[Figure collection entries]
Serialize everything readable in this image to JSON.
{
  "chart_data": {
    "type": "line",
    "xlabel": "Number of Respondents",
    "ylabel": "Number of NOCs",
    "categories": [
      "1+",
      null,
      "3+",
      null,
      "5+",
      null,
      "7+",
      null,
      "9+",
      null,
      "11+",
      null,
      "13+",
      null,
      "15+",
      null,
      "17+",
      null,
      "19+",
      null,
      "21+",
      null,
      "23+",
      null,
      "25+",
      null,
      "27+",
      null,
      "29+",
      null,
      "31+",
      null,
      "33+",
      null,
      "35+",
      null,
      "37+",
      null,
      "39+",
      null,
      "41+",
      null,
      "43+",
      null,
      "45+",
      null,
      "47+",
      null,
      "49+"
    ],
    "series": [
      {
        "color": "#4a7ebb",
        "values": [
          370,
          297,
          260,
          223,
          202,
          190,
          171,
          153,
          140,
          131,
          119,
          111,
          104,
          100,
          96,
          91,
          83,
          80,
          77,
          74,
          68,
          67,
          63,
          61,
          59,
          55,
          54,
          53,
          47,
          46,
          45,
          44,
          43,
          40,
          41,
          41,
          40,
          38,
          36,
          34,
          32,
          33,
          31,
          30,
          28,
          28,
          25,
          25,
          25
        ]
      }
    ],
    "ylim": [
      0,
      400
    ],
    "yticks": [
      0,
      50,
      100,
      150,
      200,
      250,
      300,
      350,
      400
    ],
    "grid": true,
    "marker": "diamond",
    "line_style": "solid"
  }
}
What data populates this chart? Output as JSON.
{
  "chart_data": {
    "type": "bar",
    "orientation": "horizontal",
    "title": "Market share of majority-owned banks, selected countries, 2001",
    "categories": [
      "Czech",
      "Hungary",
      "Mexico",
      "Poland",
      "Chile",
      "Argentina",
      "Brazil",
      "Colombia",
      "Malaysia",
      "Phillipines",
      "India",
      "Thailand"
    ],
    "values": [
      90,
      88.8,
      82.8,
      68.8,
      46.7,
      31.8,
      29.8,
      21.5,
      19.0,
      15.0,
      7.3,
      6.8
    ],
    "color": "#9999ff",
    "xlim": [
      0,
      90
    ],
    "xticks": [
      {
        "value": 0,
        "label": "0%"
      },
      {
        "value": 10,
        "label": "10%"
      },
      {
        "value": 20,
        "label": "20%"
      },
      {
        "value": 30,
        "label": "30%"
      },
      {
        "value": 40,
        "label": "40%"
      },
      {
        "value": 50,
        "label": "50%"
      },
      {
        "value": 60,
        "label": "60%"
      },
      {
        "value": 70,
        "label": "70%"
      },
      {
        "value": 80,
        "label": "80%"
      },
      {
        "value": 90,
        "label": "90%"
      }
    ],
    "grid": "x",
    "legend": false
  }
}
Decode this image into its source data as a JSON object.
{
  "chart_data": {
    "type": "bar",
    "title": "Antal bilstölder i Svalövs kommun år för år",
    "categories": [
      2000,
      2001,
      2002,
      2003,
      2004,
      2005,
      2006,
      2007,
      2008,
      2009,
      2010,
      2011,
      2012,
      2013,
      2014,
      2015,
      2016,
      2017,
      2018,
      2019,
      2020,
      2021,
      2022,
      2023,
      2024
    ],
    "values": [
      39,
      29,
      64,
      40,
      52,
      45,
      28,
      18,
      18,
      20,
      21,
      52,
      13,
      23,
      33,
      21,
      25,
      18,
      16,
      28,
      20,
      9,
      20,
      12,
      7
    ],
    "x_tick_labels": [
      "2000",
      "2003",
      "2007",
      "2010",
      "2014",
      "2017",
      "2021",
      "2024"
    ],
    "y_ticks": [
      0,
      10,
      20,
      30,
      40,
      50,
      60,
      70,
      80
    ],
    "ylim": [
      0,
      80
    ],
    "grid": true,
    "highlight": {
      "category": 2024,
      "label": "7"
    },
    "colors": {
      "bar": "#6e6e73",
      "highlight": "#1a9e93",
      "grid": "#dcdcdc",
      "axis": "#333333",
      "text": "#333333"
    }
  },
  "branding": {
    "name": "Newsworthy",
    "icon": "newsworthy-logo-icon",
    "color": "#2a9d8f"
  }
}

> _WORK TO BE COMPLETED_
Print every record above exactly as written.

> _WORKED ANSWER_
Serialize everything readable in this image to JSON.
{
  "chart_data": {
    "type": "line",
    "xlabel": "Number of Respondents",
    "ylabel": "Number of NOCs",
    "categories": [
      "1+",
      null,
      "3+",
      null,
      "5+",
      null,
      "7+",
      null,
      "9+",
      null,
      "11+",
      null,
      "13+",
      null,
      "15+",
      null,
      "17+",
      null,
      "19+",
      null,
      "21+",
      null,
      "23+",
      null,
      "25+",
      null,
      "27+",
      null,
      "29+",
      null,
      "31+",
      null,
      "33+",
      null,
      "35+",
      null,
      "37+",
      null,
      "39+",
      null,
      "41+",
      null,
      "43+",
      null,
      "45+",
      null,
      "47+",
      null,
      "49+"
    ],
    "series": [
      {
        "color": "#4a7ebb",
        "values": [
          370,
          297,
          260,
          223,
          202,
          190,
          171,
          153,
          140,
          131,
          119,
          111,
          104,
          100,
          96,
          91,
          83,
          80,
          77,
          74,
          68,
          67,
          63,
          61,
          59,
          55,
          54,
          53,
          47,
          46,
          45,
          44,
          43,
          40,
          41,
          41,
          40,
          38,
          36,
          34,
          32,
          33,
          31,
          30,
          28,
          28,
          25,
          25,
          25
        ]
      }
    ],
    "ylim": [
      0,
      400
    ],
    "yticks": [
      0,
      50,
      100,
      150,
      200,
      250,
      300,
      350,
      400
    ],
    "grid": true,
    "marker": "diamond",
    "line_style": "solid"
  }
}
What data populates this chart? Output as JSON.
{
  "chart_data": {
    "type": "bar",
    "orientation": "horizontal",
    "title": "Market share of majority-owned banks, selected countries, 2001",
    "categories": [
      "Czech",
      "Hungary",
      "Mexico",
      "Poland",
      "Chile",
      "Argentina",
      "Brazil",
      "Colombia",
      "Malaysia",
      "Phillipines",
      "India",
      "Thailand"
    ],
    "values": [
      90,
      88.8,
      82.8,
      68.8,
      46.7,
      31.8,
      29.8,
      21.5,
      19.0,
      15.0,
      7.3,
      6.8
    ],
    "color": "#9999ff",
    "xlim": [
      0,
      90
    ],
    "xticks": [
      {
        "value": 0,
        "label": "0%"
      },
      {
        "value": 10,
        "label": "10%"
      },
      {
        "value": 20,
        "label": "20%"
      },
      {
        "value": 30,
        "label": "30%"
      },
      {
        "value": 40,
        "label": "40%"
      },
      {
        "value": 50,
        "label": "50%"
      },
      {
        "value": 60,
        "label": "60%"
      },
      {
        "value": 70,
        "label": "70%"
      },
      {
        "value": 80,
        "label": "80%"
      },
      {
        "value": 90,
        "label": "90%"
      }
    ],
    "grid": "x",
    "legend": false
  }
}
Decode this image into its source data as a JSON object.
{
  "chart_data": {
    "type": "bar",
    "title": "Antal bilstölder i Svalövs kommun år för år",
    "categories": [
      2000,
      2001,
      2002,
      2003,
      2004,
      2005,
      2006,
      2007,
      2008,
      2009,
      2010,
      2011,
      2012,
      2013,
      2014,
      2015,
      2016,
      2017,
      2018,
      2019,
      2020,
      2021,
      2022,
      2023,
      2024
    ],
    "values": [
      39,
      29,
      64,
      40,
      52,
      45,
      28,
      18,
      18,
      20,
      21,
      52,
      13,
      23,
      33,
      21,
      25,
      18,
      16,
      28,
      20,
      9,
      20,
      12,
      7
    ],
    "x_tick_labels": [
      "2000",
      "2003",
      "2007",
      "2010",
      "2014",
      "2017",
      "2021",
      "2024"
    ],
    "y_ticks": [
      0,
      10,
      20,
      30,
      40,
      50,
      60,
      70,
      80
    ],
    "ylim": [
      0,
      80
    ],
    "grid": true,
    "highlight": {
      "category": 2024,
      "label": "7"
    },
    "colors": {
      "bar": "#6e6e73",
      "highlight": "#1a9e93",
      "grid": "#dcdcdc",
      "axis": "#333333",
      "text": "#333333"
    }
  },
  "branding": {
    "name": "Newsworthy",
    "icon": "newsworthy-logo-icon",
    "color": "#2a9d8f"
  }
}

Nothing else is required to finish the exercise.